# start of DATA LISTING

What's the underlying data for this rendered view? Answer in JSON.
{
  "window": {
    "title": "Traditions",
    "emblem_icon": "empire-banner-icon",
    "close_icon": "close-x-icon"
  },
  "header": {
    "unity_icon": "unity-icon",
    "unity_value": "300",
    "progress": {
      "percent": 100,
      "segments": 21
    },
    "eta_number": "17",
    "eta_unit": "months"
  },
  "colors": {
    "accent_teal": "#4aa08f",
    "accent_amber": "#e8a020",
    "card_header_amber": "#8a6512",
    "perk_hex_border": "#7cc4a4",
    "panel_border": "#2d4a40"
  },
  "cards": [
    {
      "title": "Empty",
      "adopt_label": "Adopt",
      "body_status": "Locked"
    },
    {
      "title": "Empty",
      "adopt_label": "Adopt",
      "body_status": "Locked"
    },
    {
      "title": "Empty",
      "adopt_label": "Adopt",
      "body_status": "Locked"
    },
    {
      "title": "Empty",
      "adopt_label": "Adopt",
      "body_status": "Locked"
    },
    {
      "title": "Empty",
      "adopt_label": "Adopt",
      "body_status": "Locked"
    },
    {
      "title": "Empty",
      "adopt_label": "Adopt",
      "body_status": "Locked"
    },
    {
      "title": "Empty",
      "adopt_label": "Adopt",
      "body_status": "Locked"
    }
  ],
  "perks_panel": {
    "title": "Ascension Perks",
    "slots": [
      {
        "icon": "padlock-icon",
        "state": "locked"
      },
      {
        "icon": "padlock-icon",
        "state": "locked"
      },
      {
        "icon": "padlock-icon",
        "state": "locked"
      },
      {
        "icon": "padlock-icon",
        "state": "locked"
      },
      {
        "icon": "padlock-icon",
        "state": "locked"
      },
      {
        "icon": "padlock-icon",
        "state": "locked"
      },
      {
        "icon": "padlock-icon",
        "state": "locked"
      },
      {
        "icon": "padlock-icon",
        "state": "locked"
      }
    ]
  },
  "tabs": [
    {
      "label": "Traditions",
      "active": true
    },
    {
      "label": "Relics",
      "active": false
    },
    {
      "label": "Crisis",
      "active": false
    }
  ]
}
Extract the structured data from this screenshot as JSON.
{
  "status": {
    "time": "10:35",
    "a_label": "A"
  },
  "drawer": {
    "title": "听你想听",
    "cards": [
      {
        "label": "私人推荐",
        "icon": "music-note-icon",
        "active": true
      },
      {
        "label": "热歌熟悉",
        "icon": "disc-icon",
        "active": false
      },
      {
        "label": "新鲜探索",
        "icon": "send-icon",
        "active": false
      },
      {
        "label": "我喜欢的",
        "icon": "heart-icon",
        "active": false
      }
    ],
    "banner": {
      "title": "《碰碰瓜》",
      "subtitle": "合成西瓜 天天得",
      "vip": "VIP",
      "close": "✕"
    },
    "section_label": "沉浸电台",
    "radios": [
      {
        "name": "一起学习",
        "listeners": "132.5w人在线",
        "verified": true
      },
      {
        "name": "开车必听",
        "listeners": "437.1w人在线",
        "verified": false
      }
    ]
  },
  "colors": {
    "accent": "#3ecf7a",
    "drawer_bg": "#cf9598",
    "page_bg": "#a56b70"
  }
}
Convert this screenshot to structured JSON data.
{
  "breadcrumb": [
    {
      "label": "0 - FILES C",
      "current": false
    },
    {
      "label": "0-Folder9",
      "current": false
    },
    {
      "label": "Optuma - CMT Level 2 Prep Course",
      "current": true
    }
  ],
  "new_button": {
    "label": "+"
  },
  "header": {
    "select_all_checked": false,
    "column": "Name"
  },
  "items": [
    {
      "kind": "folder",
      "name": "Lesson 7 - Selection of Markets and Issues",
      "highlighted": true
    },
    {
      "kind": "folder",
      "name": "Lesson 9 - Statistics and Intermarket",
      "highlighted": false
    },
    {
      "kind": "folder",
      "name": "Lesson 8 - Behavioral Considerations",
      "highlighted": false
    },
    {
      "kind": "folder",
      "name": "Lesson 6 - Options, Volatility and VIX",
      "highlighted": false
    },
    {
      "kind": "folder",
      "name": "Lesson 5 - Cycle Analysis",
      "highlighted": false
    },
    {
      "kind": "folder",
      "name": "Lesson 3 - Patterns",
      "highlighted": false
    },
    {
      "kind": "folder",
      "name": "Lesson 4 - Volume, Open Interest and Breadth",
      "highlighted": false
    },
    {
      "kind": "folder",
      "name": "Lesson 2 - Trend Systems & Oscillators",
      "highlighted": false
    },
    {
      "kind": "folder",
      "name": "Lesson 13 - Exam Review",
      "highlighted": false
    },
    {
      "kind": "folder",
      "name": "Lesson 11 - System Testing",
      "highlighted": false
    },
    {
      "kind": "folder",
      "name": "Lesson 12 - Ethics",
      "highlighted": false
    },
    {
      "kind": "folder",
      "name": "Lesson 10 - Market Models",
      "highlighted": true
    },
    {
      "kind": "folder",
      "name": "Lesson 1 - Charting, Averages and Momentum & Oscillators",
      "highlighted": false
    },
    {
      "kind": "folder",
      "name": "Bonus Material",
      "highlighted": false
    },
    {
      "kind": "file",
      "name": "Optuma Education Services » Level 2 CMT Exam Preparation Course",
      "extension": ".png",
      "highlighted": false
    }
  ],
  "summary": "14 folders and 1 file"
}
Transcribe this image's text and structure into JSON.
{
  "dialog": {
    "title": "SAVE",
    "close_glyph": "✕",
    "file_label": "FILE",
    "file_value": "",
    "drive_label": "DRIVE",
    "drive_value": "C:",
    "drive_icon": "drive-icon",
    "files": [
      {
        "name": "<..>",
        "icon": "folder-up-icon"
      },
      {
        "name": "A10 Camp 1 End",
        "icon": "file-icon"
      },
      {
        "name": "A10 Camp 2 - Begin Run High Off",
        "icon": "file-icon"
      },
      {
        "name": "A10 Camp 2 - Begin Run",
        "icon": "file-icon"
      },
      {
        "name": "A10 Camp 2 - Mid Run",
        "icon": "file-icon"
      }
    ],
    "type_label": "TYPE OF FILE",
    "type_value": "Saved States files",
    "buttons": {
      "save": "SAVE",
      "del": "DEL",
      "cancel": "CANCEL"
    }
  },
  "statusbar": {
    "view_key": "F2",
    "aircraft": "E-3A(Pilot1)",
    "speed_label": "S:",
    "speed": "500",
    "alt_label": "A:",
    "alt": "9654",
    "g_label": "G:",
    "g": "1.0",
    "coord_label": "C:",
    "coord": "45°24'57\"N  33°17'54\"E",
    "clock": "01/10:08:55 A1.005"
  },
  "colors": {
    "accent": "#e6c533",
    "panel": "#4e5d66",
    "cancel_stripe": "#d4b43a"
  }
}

# end of DATA LISTING

◆ **CHALLENGE**
Extract all of the data shown above without alteration.

◆ **THE RESPONSE**
What's the underlying data for this rendered view? Answer in JSON.
{
  "window": {
    "title": "Traditions",
    "emblem_icon": "empire-banner-icon",
    "close_icon": "close-x-icon"
  },
  "header": {
    "unity_icon": "unity-icon",
    "unity_value": "300",
    "progress": {
      "percent": 100,
      "segments": 21
    },
    "eta_number": "17",
    "eta_unit": "months"
  },
  "colors": {
    "accent_teal": "#4aa08f",
    "accent_amber": "#e8a020",
    "card_header_amber": "#8a6512",
    "perk_hex_border": "#7cc4a4",
    "panel_border": "#2d4a40"
  },
  "cards": [
    {
      "title": "Empty",
      "adopt_label": "Adopt",
      "body_status": "Locked"
    },
    {
      "title": "Empty",
      "adopt_label": "Adopt",
      "body_status": "Locked"
    },
    {
      "title": "Empty",
      "adopt_label": "Adopt",
      "body_status": "Locked"
    },
    {
      "title": "Empty",
      "adopt_label": "Adopt",
      "body_status": "Locked"
    },
    {
      "title": "Empty",
      "adopt_label": "Adopt",
      "body_status": "Locked"
    },
    {
      "title": "Empty",
      "adopt_label": "Adopt",
      "body_status": "Locked"
    },
    {
      "title": "Empty",
      "adopt_label": "Adopt",
      "body_status": "Locked"
    }
  ],
  "perks_panel": {
    "title": "Ascension Perks",
    "slots": [
      {
        "icon": "padlock-icon",
        "state": "locked"
      },
      {
        "icon": "padlock-icon",
        "state": "locked"
      },
      {
        "icon": "padlock-icon",
        "state": "locked"
      },
      {
        "icon": "padlock-icon",
        "state": "locked"
      },
      {
        "icon": "padlock-icon",
        "state": "locked"
      },
      {
        "icon": "padlock-icon",
        "state": "locked"
      },
      {
        "icon": "padlock-icon",
        "state": "locked"
      },
      {
        "icon": "padlock-icon",
        "state": "locked"
      }
    ]
  },
  "tabs": [
    {
      "label": "Traditions",
      "active": true
    },
    {
      "label": "Relics",
      "active": false
    },
    {
      "label": "Crisis",
      "active": false
    }
  ]
}
Extract the structured data from this screenshot as JSON.
{
  "status": {
    "time": "10:35",
    "a_label": "A"
  },
  "drawer": {
    "title": "听你想听",
    "cards": [
      {
        "label": "私人推荐",
        "icon": "music-note-icon",
        "active": true
      },
      {
        "label": "热歌熟悉",
        "icon": "disc-icon",
        "active": false
      },
      {
        "label": "新鲜探索",
        "icon": "send-icon",
        "active": false
      },
      {
        "label": "我喜欢的",
        "icon": "heart-icon",
        "active": false
      }
    ],
    "banner": {
      "title": "《碰碰瓜》",
      "subtitle": "合成西瓜 天天得",
      "vip": "VIP",
      "close": "✕"
    },
    "section_label": "沉浸电台",
    "radios": [
      {
        "name": "一起学习",
        "listeners": "132.5w人在线",
        "verified": true
      },
      {
        "name": "开车必听",
        "listeners": "437.1w人在线",
        "verified": false
      }
    ]
  },
  "colors": {
    "accent": "#3ecf7a",
    "drawer_bg": "#cf9598",
    "page_bg": "#a56b70"
  }
}
Convert this screenshot to structured JSON data.
{
  "breadcrumb": [
    {
      "label": "0 - FILES C",
      "current": false
    },
    {
      "label": "0-Folder9",
      "current": false
    },
    {
      "label": "Optuma - CMT Level 2 Prep Course",
      "current": true
    }
  ],
  "new_button": {
    "label": "+"
  },
  "header": {
    "select_all_checked": false,
    "column": "Name"
  },
  "items": [
    {
      "kind": "folder",
      "name": "Lesson 7 - Selection of Markets and Issues",
      "highlighted": true
    },
    {
      "kind": "folder",
      "name": "Lesson 9 - Statistics and Intermarket",
      "highlighted": false
    },
    {
      "kind": "folder",
      "name": "Lesson 8 - Behavioral Considerations",
      "highlighted": false
    },
    {
      "kind": "folder",
      "name": "Lesson 6 - Options, Volatility and VIX",
      "highlighted": false
    },
    {
      "kind": "folder",
      "name": "Lesson 5 - Cycle Analysis",
      "highlighted": false
    },
    {
      "kind": "folder",
      "name": "Lesson 3 - Patterns",
      "highlighted": false
    },
    {
      "kind": "folder",
      "name": "Lesson 4 - Volume, Open Interest and Breadth",
      "highlighted": false
    },
    {
      "kind": "folder",
      "name": "Lesson 2 - Trend Systems & Oscillators",
      "highlighted": false
    },
    {
      "kind": "folder",
      "name": "Lesson 13 - Exam Review",
      "highlighted": false
    },
    {
      "kind": "folder",
      "name": "Lesson 11 - System Testing",
      "highlighted": false
    },
    {
      "kind": "folder",
      "name": "Lesson 12 - Ethics",
      "highlighted": false
    },
    {
      "kind": "folder",
      "name": "Lesson 10 - Market Models",
      "highlighted": true
    },
    {
      "kind": "folder",
      "name": "Lesson 1 - Charting, Averages and Momentum & Oscillators",
      "highlighted": false
    },
    {
      "kind": "folder",
      "name": "Bonus Material",
      "highlighted": false
    },
    {
      "kind": "file",
      "name": "Optuma Education Services » Level 2 CMT Exam Preparation Course",
      "extension": ".png",
      "highlighted": false
    }
  ],
  "summary": "14 folders and 1 file"
}
Transcribe this image's text and structure into JSON.
{
  "dialog": {
    "title": "SAVE",
    "close_glyph": "✕",
    "file_label": "FILE",
    "file_value": "",
    "drive_label": "DRIVE",
    "drive_value": "C:",
    "drive_icon": "drive-icon",
    "files": [
      {
        "name": "<..>",
        "icon": "folder-up-icon"
      },
      {
        "name": "A10 Camp 1 End",
        "icon": "file-icon"
      },
      {
        "name": "A10 Camp 2 - Begin Run High Off",
        "icon": "file-icon"
      },
      {
        "name": "A10 Camp 2 - Begin Run",
        "icon": "file-icon"
      },
      {
        "name": "A10 Camp 2 - Mid Run",
        "icon": "file-icon"
      }
    ],
    "type_label": "TYPE OF FILE",
    "type_value": "Saved States files",
    "buttons": {
      "save": "SAVE",
      "del": "DEL",
      "cancel": "CANCEL"
    }
  },
  "statusbar": {
    "view_key": "F2",
    "aircraft": "E-3A(Pilot1)",
    "speed_label": "S:",
    "speed": "500",
    "alt_label": "A:",
    "alt": "9654",
    "g_label": "G:",
    "g": "1.0",
    "coord_label": "C:",
    "coord": "45°24'57\"N  33°17'54\"E",
    "clock": "01/10:08:55 A1.005"
  },
  "colors": {
    "accent": "#e6c533",
    "panel": "#4e5d66",
    "cancel_stripe": "#d4b43a"
  }
}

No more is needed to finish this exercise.